## Provided records
-- Begin --
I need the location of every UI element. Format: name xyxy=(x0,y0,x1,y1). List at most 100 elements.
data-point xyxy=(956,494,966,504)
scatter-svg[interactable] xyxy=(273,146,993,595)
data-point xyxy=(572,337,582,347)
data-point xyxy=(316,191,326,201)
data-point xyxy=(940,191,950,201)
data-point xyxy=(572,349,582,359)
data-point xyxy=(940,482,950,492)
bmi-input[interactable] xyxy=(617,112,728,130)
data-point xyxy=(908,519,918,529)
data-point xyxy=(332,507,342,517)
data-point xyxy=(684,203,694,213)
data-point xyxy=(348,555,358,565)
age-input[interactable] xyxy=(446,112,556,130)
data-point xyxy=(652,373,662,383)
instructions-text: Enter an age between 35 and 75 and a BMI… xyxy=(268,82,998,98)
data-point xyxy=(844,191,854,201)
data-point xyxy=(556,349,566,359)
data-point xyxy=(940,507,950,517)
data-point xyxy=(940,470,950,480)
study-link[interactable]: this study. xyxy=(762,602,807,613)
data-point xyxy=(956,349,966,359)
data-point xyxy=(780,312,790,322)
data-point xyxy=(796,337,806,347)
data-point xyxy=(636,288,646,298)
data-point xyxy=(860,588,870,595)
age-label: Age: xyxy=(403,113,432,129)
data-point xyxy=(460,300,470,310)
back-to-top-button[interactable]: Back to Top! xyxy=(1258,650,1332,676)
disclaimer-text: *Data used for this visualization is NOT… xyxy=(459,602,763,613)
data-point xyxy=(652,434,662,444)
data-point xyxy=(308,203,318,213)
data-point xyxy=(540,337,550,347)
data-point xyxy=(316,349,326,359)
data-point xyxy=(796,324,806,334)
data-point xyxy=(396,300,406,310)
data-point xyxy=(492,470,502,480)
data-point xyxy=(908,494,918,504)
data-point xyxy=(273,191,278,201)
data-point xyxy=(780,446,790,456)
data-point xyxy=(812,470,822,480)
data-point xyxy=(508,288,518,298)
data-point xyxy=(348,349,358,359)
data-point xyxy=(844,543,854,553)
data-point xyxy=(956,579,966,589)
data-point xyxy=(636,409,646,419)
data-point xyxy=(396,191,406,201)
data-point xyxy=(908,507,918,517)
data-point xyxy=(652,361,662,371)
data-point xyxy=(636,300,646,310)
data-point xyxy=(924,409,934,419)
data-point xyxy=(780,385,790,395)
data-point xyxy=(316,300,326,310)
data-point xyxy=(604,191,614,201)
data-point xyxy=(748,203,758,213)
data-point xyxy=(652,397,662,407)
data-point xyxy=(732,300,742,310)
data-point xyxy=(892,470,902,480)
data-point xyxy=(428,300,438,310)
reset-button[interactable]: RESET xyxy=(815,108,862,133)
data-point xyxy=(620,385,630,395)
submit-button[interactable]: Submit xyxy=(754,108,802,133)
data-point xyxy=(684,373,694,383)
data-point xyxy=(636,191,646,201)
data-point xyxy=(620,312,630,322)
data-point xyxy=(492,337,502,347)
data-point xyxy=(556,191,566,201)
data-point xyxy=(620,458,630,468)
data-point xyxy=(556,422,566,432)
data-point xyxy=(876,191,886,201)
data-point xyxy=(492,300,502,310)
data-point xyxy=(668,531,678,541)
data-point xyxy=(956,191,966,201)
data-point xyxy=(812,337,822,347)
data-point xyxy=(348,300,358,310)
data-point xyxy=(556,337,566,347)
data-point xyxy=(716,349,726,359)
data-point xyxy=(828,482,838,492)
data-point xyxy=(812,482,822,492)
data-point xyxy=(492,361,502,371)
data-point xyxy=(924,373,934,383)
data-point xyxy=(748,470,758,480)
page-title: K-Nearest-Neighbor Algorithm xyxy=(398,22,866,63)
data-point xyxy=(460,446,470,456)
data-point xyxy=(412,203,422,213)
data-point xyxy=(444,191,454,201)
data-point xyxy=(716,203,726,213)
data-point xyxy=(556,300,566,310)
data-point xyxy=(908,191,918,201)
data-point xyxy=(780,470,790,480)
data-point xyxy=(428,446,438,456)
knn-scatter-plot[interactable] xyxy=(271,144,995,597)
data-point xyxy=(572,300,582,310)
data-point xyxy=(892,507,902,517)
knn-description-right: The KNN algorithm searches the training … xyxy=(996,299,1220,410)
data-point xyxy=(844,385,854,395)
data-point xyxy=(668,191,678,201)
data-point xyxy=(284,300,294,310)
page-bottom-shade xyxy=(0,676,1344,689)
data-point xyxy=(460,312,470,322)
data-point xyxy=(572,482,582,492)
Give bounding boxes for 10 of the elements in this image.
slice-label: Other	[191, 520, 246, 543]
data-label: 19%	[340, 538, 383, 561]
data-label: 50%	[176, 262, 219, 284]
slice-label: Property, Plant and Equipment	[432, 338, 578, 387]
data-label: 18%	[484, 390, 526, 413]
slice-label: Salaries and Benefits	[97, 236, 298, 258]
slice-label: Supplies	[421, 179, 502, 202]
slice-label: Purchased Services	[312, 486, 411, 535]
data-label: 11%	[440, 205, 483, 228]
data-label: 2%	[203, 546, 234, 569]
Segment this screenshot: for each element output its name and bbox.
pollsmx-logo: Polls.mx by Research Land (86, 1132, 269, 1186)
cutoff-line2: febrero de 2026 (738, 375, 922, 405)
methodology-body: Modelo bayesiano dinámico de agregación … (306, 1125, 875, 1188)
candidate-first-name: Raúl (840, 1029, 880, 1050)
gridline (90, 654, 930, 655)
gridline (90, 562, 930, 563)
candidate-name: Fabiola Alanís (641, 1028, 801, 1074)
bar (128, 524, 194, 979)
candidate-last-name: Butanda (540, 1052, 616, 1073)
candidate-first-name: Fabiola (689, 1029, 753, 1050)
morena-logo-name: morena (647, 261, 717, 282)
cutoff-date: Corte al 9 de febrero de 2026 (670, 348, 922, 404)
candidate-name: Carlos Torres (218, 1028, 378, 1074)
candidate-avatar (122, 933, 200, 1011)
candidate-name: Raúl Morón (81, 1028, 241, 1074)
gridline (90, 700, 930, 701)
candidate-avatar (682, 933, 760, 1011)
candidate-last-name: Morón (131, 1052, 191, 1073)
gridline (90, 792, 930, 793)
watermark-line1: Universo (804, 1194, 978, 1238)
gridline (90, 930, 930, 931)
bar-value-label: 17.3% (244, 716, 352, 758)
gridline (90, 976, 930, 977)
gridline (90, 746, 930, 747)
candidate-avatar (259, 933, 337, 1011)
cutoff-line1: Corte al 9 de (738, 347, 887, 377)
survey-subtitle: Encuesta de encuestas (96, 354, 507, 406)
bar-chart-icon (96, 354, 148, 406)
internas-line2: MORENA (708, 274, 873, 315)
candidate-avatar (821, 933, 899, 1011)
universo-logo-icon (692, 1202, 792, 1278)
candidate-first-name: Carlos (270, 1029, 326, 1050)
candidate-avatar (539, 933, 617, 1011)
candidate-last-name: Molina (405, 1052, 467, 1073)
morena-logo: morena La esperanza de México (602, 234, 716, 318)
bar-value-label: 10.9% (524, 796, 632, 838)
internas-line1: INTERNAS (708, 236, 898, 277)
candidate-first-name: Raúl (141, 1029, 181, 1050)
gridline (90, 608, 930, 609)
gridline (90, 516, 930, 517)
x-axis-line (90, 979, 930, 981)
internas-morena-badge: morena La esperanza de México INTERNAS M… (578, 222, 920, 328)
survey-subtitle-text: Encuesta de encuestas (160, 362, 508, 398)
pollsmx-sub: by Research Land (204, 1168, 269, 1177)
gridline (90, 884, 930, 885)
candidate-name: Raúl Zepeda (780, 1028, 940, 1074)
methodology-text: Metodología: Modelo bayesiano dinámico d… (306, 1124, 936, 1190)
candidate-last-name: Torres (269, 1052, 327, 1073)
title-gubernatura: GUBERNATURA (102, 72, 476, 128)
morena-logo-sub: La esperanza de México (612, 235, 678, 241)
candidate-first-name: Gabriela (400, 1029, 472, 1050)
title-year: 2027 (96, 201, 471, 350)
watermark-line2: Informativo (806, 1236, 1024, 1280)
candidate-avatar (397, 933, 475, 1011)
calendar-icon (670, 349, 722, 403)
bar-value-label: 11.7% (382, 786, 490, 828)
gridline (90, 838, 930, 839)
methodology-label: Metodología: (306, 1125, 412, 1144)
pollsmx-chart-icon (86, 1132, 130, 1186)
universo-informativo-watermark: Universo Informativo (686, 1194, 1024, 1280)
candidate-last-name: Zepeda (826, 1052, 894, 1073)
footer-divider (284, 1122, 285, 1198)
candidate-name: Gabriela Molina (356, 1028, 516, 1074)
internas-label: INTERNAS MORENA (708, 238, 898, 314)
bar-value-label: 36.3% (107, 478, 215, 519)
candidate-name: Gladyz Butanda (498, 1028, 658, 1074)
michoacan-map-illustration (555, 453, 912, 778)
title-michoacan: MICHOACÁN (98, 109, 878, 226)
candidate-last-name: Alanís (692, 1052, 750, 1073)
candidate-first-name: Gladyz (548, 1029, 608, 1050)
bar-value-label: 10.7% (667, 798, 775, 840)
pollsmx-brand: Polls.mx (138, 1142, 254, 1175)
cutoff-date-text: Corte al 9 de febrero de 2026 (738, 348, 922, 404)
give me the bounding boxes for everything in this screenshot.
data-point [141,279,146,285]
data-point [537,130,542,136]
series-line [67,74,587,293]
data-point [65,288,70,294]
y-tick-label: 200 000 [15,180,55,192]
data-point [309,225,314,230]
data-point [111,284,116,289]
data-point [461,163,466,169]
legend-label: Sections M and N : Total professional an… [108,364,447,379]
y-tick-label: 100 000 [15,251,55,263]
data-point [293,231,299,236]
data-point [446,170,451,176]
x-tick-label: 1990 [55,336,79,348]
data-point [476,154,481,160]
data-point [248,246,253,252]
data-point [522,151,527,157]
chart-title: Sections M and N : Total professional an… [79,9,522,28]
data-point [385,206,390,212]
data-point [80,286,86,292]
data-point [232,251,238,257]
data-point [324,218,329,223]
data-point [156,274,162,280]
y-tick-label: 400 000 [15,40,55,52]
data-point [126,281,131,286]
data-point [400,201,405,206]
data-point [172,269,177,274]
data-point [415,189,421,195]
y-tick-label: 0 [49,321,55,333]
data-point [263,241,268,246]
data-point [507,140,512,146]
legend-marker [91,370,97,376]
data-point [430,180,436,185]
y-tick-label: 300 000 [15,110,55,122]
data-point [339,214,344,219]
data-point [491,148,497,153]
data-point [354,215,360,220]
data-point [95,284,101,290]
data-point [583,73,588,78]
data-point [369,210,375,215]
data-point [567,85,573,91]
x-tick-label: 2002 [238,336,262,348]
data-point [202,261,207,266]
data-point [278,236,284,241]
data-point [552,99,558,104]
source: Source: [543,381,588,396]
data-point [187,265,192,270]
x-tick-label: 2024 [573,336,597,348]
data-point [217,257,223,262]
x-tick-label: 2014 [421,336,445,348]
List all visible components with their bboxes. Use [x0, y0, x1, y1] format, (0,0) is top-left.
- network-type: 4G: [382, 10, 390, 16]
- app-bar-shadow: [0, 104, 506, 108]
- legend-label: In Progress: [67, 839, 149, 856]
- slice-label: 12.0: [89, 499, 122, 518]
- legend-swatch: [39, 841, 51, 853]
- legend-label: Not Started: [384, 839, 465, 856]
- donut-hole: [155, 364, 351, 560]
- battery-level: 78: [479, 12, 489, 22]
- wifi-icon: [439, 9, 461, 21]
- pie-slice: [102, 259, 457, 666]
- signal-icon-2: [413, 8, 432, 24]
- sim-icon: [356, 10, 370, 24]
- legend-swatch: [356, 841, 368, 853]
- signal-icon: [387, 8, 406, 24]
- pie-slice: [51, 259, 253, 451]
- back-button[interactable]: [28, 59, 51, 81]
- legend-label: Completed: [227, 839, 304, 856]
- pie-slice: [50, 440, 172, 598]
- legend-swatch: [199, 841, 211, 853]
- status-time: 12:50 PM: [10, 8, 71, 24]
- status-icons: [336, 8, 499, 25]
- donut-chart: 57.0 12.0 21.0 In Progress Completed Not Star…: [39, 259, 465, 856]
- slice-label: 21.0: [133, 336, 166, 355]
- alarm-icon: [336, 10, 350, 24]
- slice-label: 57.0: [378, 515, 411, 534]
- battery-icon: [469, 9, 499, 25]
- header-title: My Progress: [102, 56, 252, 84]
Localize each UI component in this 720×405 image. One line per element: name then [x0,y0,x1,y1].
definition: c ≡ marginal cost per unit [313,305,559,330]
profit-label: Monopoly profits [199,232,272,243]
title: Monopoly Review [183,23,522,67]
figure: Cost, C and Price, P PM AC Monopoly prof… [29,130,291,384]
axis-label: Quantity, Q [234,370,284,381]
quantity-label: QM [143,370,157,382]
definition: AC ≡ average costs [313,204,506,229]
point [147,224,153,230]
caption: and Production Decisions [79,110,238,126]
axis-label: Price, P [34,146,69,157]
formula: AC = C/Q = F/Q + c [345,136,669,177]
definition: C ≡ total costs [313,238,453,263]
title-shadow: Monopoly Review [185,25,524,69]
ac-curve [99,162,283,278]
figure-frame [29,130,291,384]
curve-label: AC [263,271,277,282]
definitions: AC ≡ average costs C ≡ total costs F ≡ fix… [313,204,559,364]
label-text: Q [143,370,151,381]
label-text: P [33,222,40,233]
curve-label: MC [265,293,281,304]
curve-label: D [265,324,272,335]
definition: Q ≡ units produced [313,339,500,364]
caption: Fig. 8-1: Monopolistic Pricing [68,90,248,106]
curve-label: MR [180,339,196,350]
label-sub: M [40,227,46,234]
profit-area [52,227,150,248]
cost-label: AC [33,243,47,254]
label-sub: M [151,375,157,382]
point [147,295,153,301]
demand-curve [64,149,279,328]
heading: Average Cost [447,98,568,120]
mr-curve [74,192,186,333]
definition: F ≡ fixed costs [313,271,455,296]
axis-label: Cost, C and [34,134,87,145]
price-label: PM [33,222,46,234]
-- End --
## To be done
Copy the lines word for word, beginning with the first line of the records and stopping after the line that contains "data-point xyxy=(348,555,358,565)".

## Output for this task
I need the location of every UI element. Format: name xyxy=(x0,y0,x1,y1). List at most 100 elements.
data-point xyxy=(956,494,966,504)
scatter-svg[interactable] xyxy=(273,146,993,595)
data-point xyxy=(572,337,582,347)
data-point xyxy=(316,191,326,201)
data-point xyxy=(940,191,950,201)
data-point xyxy=(572,349,582,359)
data-point xyxy=(940,482,950,492)
bmi-input[interactable] xyxy=(617,112,728,130)
data-point xyxy=(908,519,918,529)
data-point xyxy=(332,507,342,517)
data-point xyxy=(684,203,694,213)
data-point xyxy=(348,555,358,565)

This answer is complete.